EXERCISE DIRECTIONS: In the listing below, find every line with the string "fibulae" and pull it out.

Stored records:
• • • • •
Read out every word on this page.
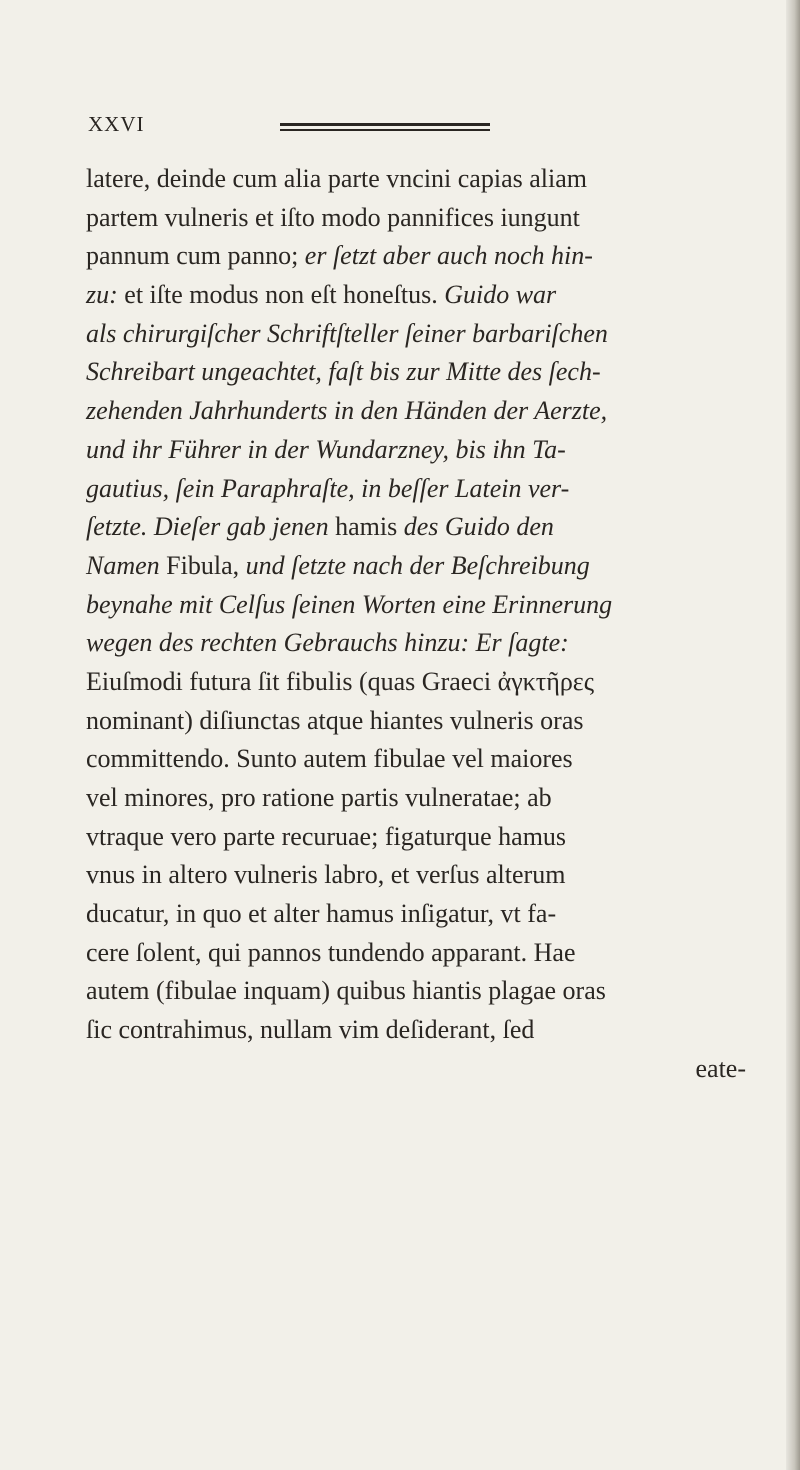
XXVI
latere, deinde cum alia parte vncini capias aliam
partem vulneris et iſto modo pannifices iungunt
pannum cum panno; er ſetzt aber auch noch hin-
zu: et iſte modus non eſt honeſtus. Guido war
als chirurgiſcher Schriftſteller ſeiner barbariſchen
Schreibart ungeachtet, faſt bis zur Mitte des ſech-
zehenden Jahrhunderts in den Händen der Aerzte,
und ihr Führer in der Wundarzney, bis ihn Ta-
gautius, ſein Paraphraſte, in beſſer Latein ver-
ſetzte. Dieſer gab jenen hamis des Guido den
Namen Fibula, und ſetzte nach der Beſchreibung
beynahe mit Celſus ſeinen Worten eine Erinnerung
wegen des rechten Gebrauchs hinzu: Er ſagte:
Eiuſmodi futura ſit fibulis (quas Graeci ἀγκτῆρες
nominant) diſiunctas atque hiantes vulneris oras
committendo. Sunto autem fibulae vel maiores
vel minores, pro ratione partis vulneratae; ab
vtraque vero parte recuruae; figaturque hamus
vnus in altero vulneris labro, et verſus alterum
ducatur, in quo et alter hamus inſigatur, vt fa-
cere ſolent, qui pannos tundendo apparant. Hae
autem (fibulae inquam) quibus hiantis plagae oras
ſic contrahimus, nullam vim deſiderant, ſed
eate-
• • • • •
WRITTEN REPLY:
committendo. Sunto autem fibulae vel maiores
autem (fibulae inquam) quibus hiantis plagae oras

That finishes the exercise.